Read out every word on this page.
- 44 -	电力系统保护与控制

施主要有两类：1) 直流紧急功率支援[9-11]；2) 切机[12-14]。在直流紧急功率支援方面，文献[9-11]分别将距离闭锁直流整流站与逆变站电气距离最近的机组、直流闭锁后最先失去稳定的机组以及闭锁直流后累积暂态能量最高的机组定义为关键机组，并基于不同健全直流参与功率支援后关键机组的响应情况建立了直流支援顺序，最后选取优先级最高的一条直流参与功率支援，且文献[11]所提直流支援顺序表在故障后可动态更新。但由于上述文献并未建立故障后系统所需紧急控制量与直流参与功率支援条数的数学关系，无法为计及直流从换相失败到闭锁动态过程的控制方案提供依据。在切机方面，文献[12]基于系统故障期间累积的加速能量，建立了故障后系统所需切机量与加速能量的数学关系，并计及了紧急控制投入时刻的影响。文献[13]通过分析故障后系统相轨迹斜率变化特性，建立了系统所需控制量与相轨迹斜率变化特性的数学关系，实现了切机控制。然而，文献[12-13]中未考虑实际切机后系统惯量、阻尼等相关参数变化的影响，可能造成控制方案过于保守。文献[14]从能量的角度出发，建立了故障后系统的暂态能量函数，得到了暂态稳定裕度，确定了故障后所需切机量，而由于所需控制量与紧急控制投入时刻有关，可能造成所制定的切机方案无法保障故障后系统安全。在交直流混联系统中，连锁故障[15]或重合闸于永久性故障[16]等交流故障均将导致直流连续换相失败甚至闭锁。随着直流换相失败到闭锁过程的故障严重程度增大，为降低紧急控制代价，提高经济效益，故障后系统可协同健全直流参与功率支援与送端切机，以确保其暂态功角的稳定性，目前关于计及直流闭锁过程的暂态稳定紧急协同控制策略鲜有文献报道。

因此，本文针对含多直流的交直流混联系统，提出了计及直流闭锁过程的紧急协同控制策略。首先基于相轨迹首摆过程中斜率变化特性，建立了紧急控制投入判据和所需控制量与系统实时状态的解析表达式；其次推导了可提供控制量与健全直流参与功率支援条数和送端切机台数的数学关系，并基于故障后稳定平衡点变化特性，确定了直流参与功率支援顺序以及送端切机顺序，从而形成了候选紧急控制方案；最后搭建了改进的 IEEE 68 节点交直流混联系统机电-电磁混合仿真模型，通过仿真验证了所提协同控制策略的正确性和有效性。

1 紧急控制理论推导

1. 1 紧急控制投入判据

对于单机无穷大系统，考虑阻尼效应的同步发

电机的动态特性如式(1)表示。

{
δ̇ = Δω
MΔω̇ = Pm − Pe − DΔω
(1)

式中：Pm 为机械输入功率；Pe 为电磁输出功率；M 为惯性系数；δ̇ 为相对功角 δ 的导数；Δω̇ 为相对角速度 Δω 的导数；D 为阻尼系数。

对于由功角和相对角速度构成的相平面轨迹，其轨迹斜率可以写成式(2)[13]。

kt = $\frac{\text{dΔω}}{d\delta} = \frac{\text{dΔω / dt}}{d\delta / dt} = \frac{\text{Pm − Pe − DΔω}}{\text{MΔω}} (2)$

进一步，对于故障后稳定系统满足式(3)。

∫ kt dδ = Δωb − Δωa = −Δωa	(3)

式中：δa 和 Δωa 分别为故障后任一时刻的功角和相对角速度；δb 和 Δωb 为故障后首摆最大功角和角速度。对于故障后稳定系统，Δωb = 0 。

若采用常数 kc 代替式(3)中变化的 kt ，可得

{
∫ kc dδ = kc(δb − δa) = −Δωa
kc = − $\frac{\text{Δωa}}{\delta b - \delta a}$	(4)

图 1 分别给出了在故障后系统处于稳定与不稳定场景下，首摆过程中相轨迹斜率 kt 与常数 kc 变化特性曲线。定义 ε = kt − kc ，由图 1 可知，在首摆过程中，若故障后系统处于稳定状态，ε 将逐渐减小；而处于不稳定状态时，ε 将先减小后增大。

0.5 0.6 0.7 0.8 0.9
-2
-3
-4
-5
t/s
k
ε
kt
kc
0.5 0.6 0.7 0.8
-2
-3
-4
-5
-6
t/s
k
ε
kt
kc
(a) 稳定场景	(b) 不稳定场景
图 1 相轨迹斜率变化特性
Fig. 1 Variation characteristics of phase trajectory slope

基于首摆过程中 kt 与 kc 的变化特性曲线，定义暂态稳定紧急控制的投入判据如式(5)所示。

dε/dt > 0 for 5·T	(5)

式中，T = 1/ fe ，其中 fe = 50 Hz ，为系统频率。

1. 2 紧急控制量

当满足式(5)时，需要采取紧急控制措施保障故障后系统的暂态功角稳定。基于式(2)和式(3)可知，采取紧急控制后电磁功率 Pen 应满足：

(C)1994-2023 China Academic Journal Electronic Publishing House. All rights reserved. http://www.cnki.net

TASK GOAL> Please repeat the listing exactly, with nothing left out.

CORRECT OUTPUT>
Read out every word on this page.
- 44 -	电力系统保护与控制

施主要有两类：1) 直流紧急功率支援[9-11]；2) 切机[12-14]。在直流紧急功率支援方面，文献[9-11]分别将距离闭锁直流整流站与逆变站电气距离最近的机组、直流闭锁后最先失去稳定的机组以及闭锁直流后累积暂态能量最高的机组定义为关键机组，并基于不同健全直流参与功率支援后关键机组的响应情况建立了直流支援顺序，最后选取优先级最高的一条直流参与功率支援，且文献[11]所提直流支援顺序表在故障后可动态更新。但由于上述文献并未建立故障后系统所需紧急控制量与直流参与功率支援条数的数学关系，无法为计及直流从换相失败到闭锁动态过程的控制方案提供依据。在切机方面，文献[12]基于系统故障期间累积的加速能量，建立了故障后系统所需切机量与加速能量的数学关系，并计及了紧急控制投入时刻的影响。文献[13]通过分析故障后系统相轨迹斜率变化特性，建立了系统所需控制量与相轨迹斜率变化特性的数学关系，实现了切机控制。然而，文献[12-13]中未考虑实际切机后系统惯量、阻尼等相关参数变化的影响，可能造成控制方案过于保守。文献[14]从能量的角度出发，建立了故障后系统的暂态能量函数，得到了暂态稳定裕度，确定了故障后所需切机量，而由于所需控制量与紧急控制投入时刻有关，可能造成所制定的切机方案无法保障故障后系统安全。在交直流混联系统中，连锁故障[15]或重合闸于永久性故障[16]等交流故障均将导致直流连续换相失败甚至闭锁。随着直流换相失败到闭锁过程的故障严重程度增大，为降低紧急控制代价，提高经济效益，故障后系统可协同健全直流参与功率支援与送端切机，以确保其暂态功角的稳定性，目前关于计及直流闭锁过程的暂态稳定紧急协同控制策略鲜有文献报道。

因此，本文针对含多直流的交直流混联系统，提出了计及直流闭锁过程的紧急协同控制策略。首先基于相轨迹首摆过程中斜率变化特性，建立了紧急控制投入判据和所需控制量与系统实时状态的解析表达式；其次推导了可提供控制量与健全直流参与功率支援条数和送端切机台数的数学关系，并基于故障后稳定平衡点变化特性，确定了直流参与功率支援顺序以及送端切机顺序，从而形成了候选紧急控制方案；最后搭建了改进的 IEEE 68 节点交直流混联系统机电-电磁混合仿真模型，通过仿真验证了所提协同控制策略的正确性和有效性。

1 紧急控制理论推导

1. 1 紧急控制投入判据

对于单机无穷大系统，考虑阻尼效应的同步发

电机的动态特性如式(1)表示。

{
δ̇ = Δω
MΔω̇ = Pm − Pe − DΔω
(1)

式中：Pm 为机械输入功率；Pe 为电磁输出功率；M 为惯性系数；δ̇ 为相对功角 δ 的导数；Δω̇ 为相对角速度 Δω 的导数；D 为阻尼系数。

对于由功角和相对角速度构成的相平面轨迹，其轨迹斜率可以写成式(2)[13]。

kt = $\frac{\text{dΔω}}{d\delta} = \frac{\text{dΔω / dt}}{d\delta / dt} = \frac{\text{Pm − Pe − DΔω}}{\text{MΔω}} (2)$

进一步，对于故障后稳定系统满足式(3)。

∫ kt dδ = Δωb − Δωa = −Δωa	(3)

式中：δa 和 Δωa 分别为故障后任一时刻的功角和相对角速度；δb 和 Δωb 为故障后首摆最大功角和角速度。对于故障后稳定系统，Δωb = 0 。

若采用常数 kc 代替式(3)中变化的 kt ，可得

{
∫ kc dδ = kc(δb − δa) = −Δωa
kc = − $\frac{\text{Δωa}}{\delta b - \delta a}$	(4)

图 1 分别给出了在故障后系统处于稳定与不稳定场景下，首摆过程中相轨迹斜率 kt 与常数 kc 变化特性曲线。定义 ε = kt − kc ，由图 1 可知，在首摆过程中，若故障后系统处于稳定状态，ε 将逐渐减小；而处于不稳定状态时，ε 将先减小后增大。

0.5 0.6 0.7 0.8 0.9
-2
-3
-4
-5
t/s
k
ε
kt
kc
0.5 0.6 0.7 0.8
-2
-3
-4
-5
-6
t/s
k
ε
kt
kc
(a) 稳定场景	(b) 不稳定场景
图 1 相轨迹斜率变化特性
Fig. 1 Variation characteristics of phase trajectory slope

基于首摆过程中 kt 与 kc 的变化特性曲线，定义暂态稳定紧急控制的投入判据如式(5)所示。

dε/dt > 0 for 5·T	(5)

式中，T = 1/ fe ，其中 fe = 50 Hz ，为系统频率。

1. 2 紧急控制量

当满足式(5)时，需要采取紧急控制措施保障故障后系统的暂态功角稳定。基于式(2)和式(3)可知，采取紧急控制后电磁功率 Pen 应满足：

(C)1994-2023 China Academic Journal Electronic Publishing House. All rights reserved. http://www.cnki.net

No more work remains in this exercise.